Items listed in a dataset:
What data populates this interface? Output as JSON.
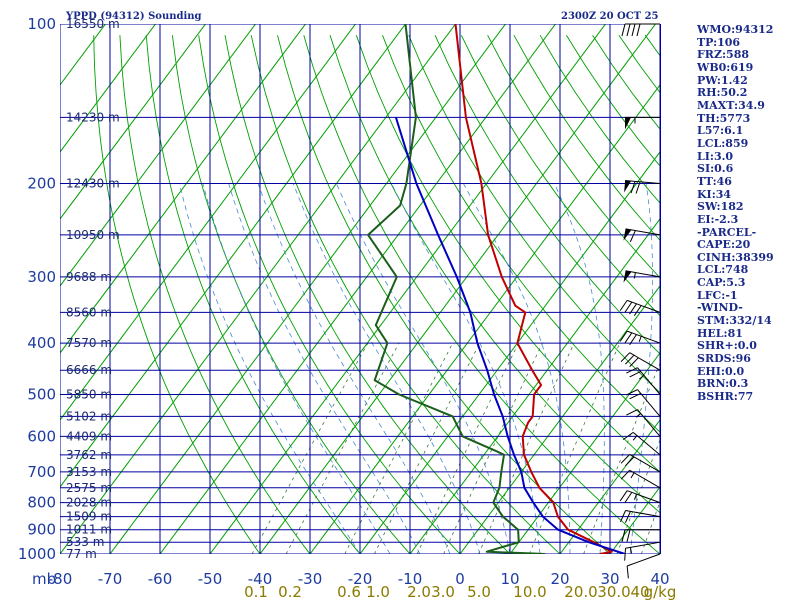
{
  "header": {
    "title": "YPPD (94312) Sounding",
    "time": "2300Z 20 OCT 25"
  },
  "indices": [
    "WMO:94312",
    "TP:106",
    "FRZ:588",
    "WB0:619",
    "PW:1.42",
    "RH:50.2",
    "MAXT:34.9",
    "TH:5773",
    "L57:6.1",
    "LCL:859",
    "LI:3.0",
    "SI:0.6",
    "TT:46",
    "KI:34",
    "SW:182",
    "EI:-2.3",
    "-PARCEL-",
    "CAPE:20",
    "CINH:38399",
    "LCL:748",
    "CAP:5.3",
    "LFC:-1",
    "-WIND-",
    "STM:332/14",
    "HEL:81",
    "SHR+:0.0",
    "SRDS:96",
    "EHI:0.0",
    "BRN:0.3",
    "BSHR:77"
  ],
  "colors": {
    "temperature": "#c00000",
    "dewpoint": "#1a5e1a",
    "parcel": "#0000c0",
    "grid": "#0000a0",
    "dry_adiabat": "#00a000",
    "mixing_ratio": "#3a7a3a",
    "moist_adiabat": "#4a8ad0"
  },
  "chart_data": {
    "type": "line",
    "title": "",
    "xlabel": "",
    "ylabel": "mb",
    "pressure_axis": [
      100,
      200,
      300,
      400,
      500,
      600,
      700,
      800,
      900,
      1000
    ],
    "pressure_labels": [
      "100",
      "200",
      "300",
      "400",
      "500",
      "600",
      "700",
      "800",
      "900",
      "1000"
    ],
    "temperature_axis": [
      -80,
      -70,
      -60,
      -50,
      -40,
      -30,
      -20,
      -10,
      0,
      10,
      20,
      30,
      40
    ],
    "temperature_labels": [
      "-80",
      "-70",
      "-60",
      "-50",
      "-40",
      "-30",
      "-20",
      "-10",
      "0",
      "10",
      "20",
      "30",
      "40"
    ],
    "mixing_ratio_axis": [
      0.1,
      0.2,
      0.6,
      1.0,
      2.0,
      3.0,
      5.0,
      10.0,
      20.0,
      30.0,
      40.0
    ],
    "mixing_ratio_labels": [
      "0.1",
      "0.2",
      "0.6",
      "1.0",
      "2.0",
      "3.0",
      "5.0",
      "10.0",
      "20.0",
      "30.0",
      "40",
      "g/kg"
    ],
    "height_labels": [
      {
        "p": 100,
        "text": "16550 m"
      },
      {
        "p": 150,
        "text": "14230 m"
      },
      {
        "p": 200,
        "text": "12430 m"
      },
      {
        "p": 250,
        "text": "10950 m"
      },
      {
        "p": 300,
        "text": "9688 m"
      },
      {
        "p": 350,
        "text": "8560 m"
      },
      {
        "p": 400,
        "text": "7570 m"
      },
      {
        "p": 450,
        "text": "6666 m"
      },
      {
        "p": 500,
        "text": "5850 m"
      },
      {
        "p": 550,
        "text": "5102 m"
      },
      {
        "p": 600,
        "text": "4409 m"
      },
      {
        "p": 650,
        "text": "3762 m"
      },
      {
        "p": 700,
        "text": "3153 m"
      },
      {
        "p": 750,
        "text": "2575 m"
      },
      {
        "p": 800,
        "text": "2028 m"
      },
      {
        "p": 850,
        "text": "1509 m"
      },
      {
        "p": 900,
        "text": "1011 m"
      },
      {
        "p": 950,
        "text": "533 m"
      },
      {
        "p": 1000,
        "text": "77 m"
      }
    ],
    "series": [
      {
        "key": "temperature",
        "points": [
          [
            1000,
            28
          ],
          [
            990,
            30
          ],
          [
            950,
            25
          ],
          [
            900,
            18
          ],
          [
            850,
            14
          ],
          [
            800,
            11
          ],
          [
            750,
            6
          ],
          [
            700,
            2
          ],
          [
            650,
            -2
          ],
          [
            600,
            -5
          ],
          [
            565,
            -6
          ],
          [
            550,
            -6
          ],
          [
            500,
            -9
          ],
          [
            490,
            -9
          ],
          [
            480,
            -9
          ],
          [
            450,
            -13
          ],
          [
            400,
            -20
          ],
          [
            350,
            -23
          ],
          [
            340,
            -26
          ],
          [
            300,
            -33
          ],
          [
            250,
            -42
          ],
          [
            200,
            -51
          ],
          [
            150,
            -64
          ],
          [
            100,
            -80
          ]
        ]
      },
      {
        "key": "dewpoint",
        "points": [
          [
            1000,
            17
          ],
          [
            990,
            5
          ],
          [
            950,
            10
          ],
          [
            900,
            8
          ],
          [
            850,
            3
          ],
          [
            800,
            -1
          ],
          [
            750,
            -2
          ],
          [
            700,
            -4
          ],
          [
            650,
            -6
          ],
          [
            640,
            -8
          ],
          [
            600,
            -17
          ],
          [
            550,
            -22
          ],
          [
            500,
            -36
          ],
          [
            470,
            -43
          ],
          [
            400,
            -46
          ],
          [
            370,
            -51
          ],
          [
            300,
            -54
          ],
          [
            250,
            -66
          ],
          [
            220,
            -64
          ],
          [
            200,
            -66
          ],
          [
            150,
            -74
          ],
          [
            100,
            -90
          ]
        ]
      },
      {
        "key": "parcel",
        "points": [
          [
            1000,
            33
          ],
          [
            950,
            24
          ],
          [
            900,
            16
          ],
          [
            850,
            11
          ],
          [
            800,
            7
          ],
          [
            750,
            3
          ],
          [
            700,
            0
          ],
          [
            650,
            -4
          ],
          [
            600,
            -8
          ],
          [
            550,
            -12
          ],
          [
            500,
            -17
          ],
          [
            450,
            -22
          ],
          [
            400,
            -28
          ],
          [
            350,
            -34
          ],
          [
            300,
            -42
          ],
          [
            250,
            -52
          ],
          [
            200,
            -64
          ],
          [
            150,
            -78
          ]
        ]
      }
    ],
    "wind_barbs": [
      {
        "p": 1000,
        "dir": 250,
        "spd": 10
      },
      {
        "p": 950,
        "dir": 260,
        "spd": 15
      },
      {
        "p": 900,
        "dir": 270,
        "spd": 20
      },
      {
        "p": 850,
        "dir": 280,
        "spd": 20
      },
      {
        "p": 800,
        "dir": 290,
        "spd": 25
      },
      {
        "p": 750,
        "dir": 300,
        "spd": 15
      },
      {
        "p": 700,
        "dir": 300,
        "spd": 20
      },
      {
        "p": 650,
        "dir": 310,
        "spd": 15
      },
      {
        "p": 600,
        "dir": 320,
        "spd": 15
      },
      {
        "p": 550,
        "dir": 320,
        "spd": 20
      },
      {
        "p": 500,
        "dir": 320,
        "spd": 25
      },
      {
        "p": 450,
        "dir": 300,
        "spd": 30
      },
      {
        "p": 400,
        "dir": 290,
        "spd": 35
      },
      {
        "p": 350,
        "dir": 290,
        "spd": 40
      },
      {
        "p": 300,
        "dir": 280,
        "spd": 55
      },
      {
        "p": 250,
        "dir": 280,
        "spd": 60
      },
      {
        "p": 200,
        "dir": 275,
        "spd": 70
      },
      {
        "p": 150,
        "dir": 270,
        "spd": 55
      },
      {
        "p": 100,
        "dir": 270,
        "spd": 40
      }
    ]
  }
}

**Objective**
Take the listing above and restate it word for word, without its pictures.

**Written response**
What data populates this interface? Output as JSON.
{
  "header": {
    "title": "YPPD (94312) Sounding",
    "time": "2300Z 20 OCT 25"
  },
  "indices": [
    "WMO:94312",
    "TP:106",
    "FRZ:588",
    "WB0:619",
    "PW:1.42",
    "RH:50.2",
    "MAXT:34.9",
    "TH:5773",
    "L57:6.1",
    "LCL:859",
    "LI:3.0",
    "SI:0.6",
    "TT:46",
    "KI:34",
    "SW:182",
    "EI:-2.3",
    "-PARCEL-",
    "CAPE:20",
    "CINH:38399",
    "LCL:748",
    "CAP:5.3",
    "LFC:-1",
    "-WIND-",
    "STM:332/14",
    "HEL:81",
    "SHR+:0.0",
    "SRDS:96",
    "EHI:0.0",
    "BRN:0.3",
    "BSHR:77"
  ],
  "colors": {
    "temperature": "#c00000",
    "dewpoint": "#1a5e1a",
    "parcel": "#0000c0",
    "grid": "#0000a0",
    "dry_adiabat": "#00a000",
    "mixing_ratio": "#3a7a3a",
    "moist_adiabat": "#4a8ad0"
  },
  "chart_data": {
    "type": "line",
    "title": "",
    "xlabel": "",
    "ylabel": "mb",
    "pressure_axis": [
      100,
      200,
      300,
      400,
      500,
      600,
      700,
      800,
      900,
      1000
    ],
    "pressure_labels": [
      "100",
      "200",
      "300",
      "400",
      "500",
      "600",
      "700",
      "800",
      "900",
      "1000"
    ],
    "temperature_axis": [
      -80,
      -70,
      -60,
      -50,
      -40,
      -30,
      -20,
      -10,
      0,
      10,
      20,
      30,
      40
    ],
    "temperature_labels": [
      "-80",
      "-70",
      "-60",
      "-50",
      "-40",
      "-30",
      "-20",
      "-10",
      "0",
      "10",
      "20",
      "30",
      "40"
    ],
    "mixing_ratio_axis": [
      0.1,
      0.2,
      0.6,
      1.0,
      2.0,
      3.0,
      5.0,
      10.0,
      20.0,
      30.0,
      40.0
    ],
    "mixing_ratio_labels": [
      "0.1",
      "0.2",
      "0.6",
      "1.0",
      "2.0",
      "3.0",
      "5.0",
      "10.0",
      "20.0",
      "30.0",
      "40",
      "g/kg"
    ],
    "height_labels": [
      {
        "p": 100,
        "text": "16550 m"
      },
      {
        "p": 150,
        "text": "14230 m"
      },
      {
        "p": 200,
        "text": "12430 m"
      },
      {
        "p": 250,
        "text": "10950 m"
      },
      {
        "p": 300,
        "text": "9688 m"
      },
      {
        "p": 350,
        "text": "8560 m"
      },
      {
        "p": 400,
        "text": "7570 m"
      },
      {
        "p": 450,
        "text": "6666 m"
      },
      {
        "p": 500,
        "text": "5850 m"
      },
      {
        "p": 550,
        "text": "5102 m"
      },
      {
        "p": 600,
        "text": "4409 m"
      },
      {
        "p": 650,
        "text": "3762 m"
      },
      {
        "p": 700,
        "text": "3153 m"
      },
      {
        "p": 750,
        "text": "2575 m"
      },
      {
        "p": 800,
        "text": "2028 m"
      },
      {
        "p": 850,
        "text": "1509 m"
      },
      {
        "p": 900,
        "text": "1011 m"
      },
      {
        "p": 950,
        "text": "533 m"
      },
      {
        "p": 1000,
        "text": "77 m"
      }
    ],
    "series": [
      {
        "key": "temperature",
        "points": [
          [
            1000,
            28
          ],
          [
            990,
            30
          ],
          [
            950,
            25
          ],
          [
            900,
            18
          ],
          [
            850,
            14
          ],
          [
            800,
            11
          ],
          [
            750,
            6
          ],
          [
            700,
            2
          ],
          [
            650,
            -2
          ],
          [
            600,
            -5
          ],
          [
            565,
            -6
          ],
          [
            550,
            -6
          ],
          [
            500,
            -9
          ],
          [
            490,
            -9
          ],
          [
            480,
            -9
          ],
          [
            450,
            -13
          ],
          [
            400,
            -20
          ],
          [
            350,
            -23
          ],
          [
            340,
            -26
          ],
          [
            300,
            -33
          ],
          [
            250,
            -42
          ],
          [
            200,
            -51
          ],
          [
            150,
            -64
          ],
          [
            100,
            -80
          ]
        ]
      },
      {
        "key": "dewpoint",
        "points": [
          [
            1000,
            17
          ],
          [
            990,
            5
          ],
          [
            950,
            10
          ],
          [
            900,
            8
          ],
          [
            850,
            3
          ],
          [
            800,
            -1
          ],
          [
            750,
            -2
          ],
          [
            700,
            -4
          ],
          [
            650,
            -6
          ],
          [
            640,
            -8
          ],
          [
            600,
            -17
          ],
          [
            550,
            -22
          ],
          [
            500,
            -36
          ],
          [
            470,
            -43
          ],
          [
            400,
            -46
          ],
          [
            370,
            -51
          ],
          [
            300,
            -54
          ],
          [
            250,
            -66
          ],
          [
            220,
            -64
          ],
          [
            200,
            -66
          ],
          [
            150,
            -74
          ],
          [
            100,
            -90
          ]
        ]
      },
      {
        "key": "parcel",
        "points": [
          [
            1000,
            33
          ],
          [
            950,
            24
          ],
          [
            900,
            16
          ],
          [
            850,
            11
          ],
          [
            800,
            7
          ],
          [
            750,
            3
          ],
          [
            700,
            0
          ],
          [
            650,
            -4
          ],
          [
            600,
            -8
          ],
          [
            550,
            -12
          ],
          [
            500,
            -17
          ],
          [
            450,
            -22
          ],
          [
            400,
            -28
          ],
          [
            350,
            -34
          ],
          [
            300,
            -42
          ],
          [
            250,
            -52
          ],
          [
            200,
            -64
          ],
          [
            150,
            -78
          ]
        ]
      }
    ],
    "wind_barbs": [
      {
        "p": 1000,
        "dir": 250,
        "spd": 10
      },
      {
        "p": 950,
        "dir": 260,
        "spd": 15
      },
      {
        "p": 900,
        "dir": 270,
        "spd": 20
      },
      {
        "p": 850,
        "dir": 280,
        "spd": 20
      },
      {
        "p": 800,
        "dir": 290,
        "spd": 25
      },
      {
        "p": 750,
        "dir": 300,
        "spd": 15
      },
      {
        "p": 700,
        "dir": 300,
        "spd": 20
      },
      {
        "p": 650,
        "dir": 310,
        "spd": 15
      },
      {
        "p": 600,
        "dir": 320,
        "spd": 15
      },
      {
        "p": 550,
        "dir": 320,
        "spd": 20
      },
      {
        "p": 500,
        "dir": 320,
        "spd": 25
      },
      {
        "p": 450,
        "dir": 300,
        "spd": 30
      },
      {
        "p": 400,
        "dir": 290,
        "spd": 35
      },
      {
        "p": 350,
        "dir": 290,
        "spd": 40
      },
      {
        "p": 300,
        "dir": 280,
        "spd": 55
      },
      {
        "p": 250,
        "dir": 280,
        "spd": 60
      },
      {
        "p": 200,
        "dir": 275,
        "spd": 70
      },
      {
        "p": 150,
        "dir": 270,
        "spd": 55
      },
      {
        "p": 100,
        "dir": 270,
        "spd": 40
      }
    ]
  }
}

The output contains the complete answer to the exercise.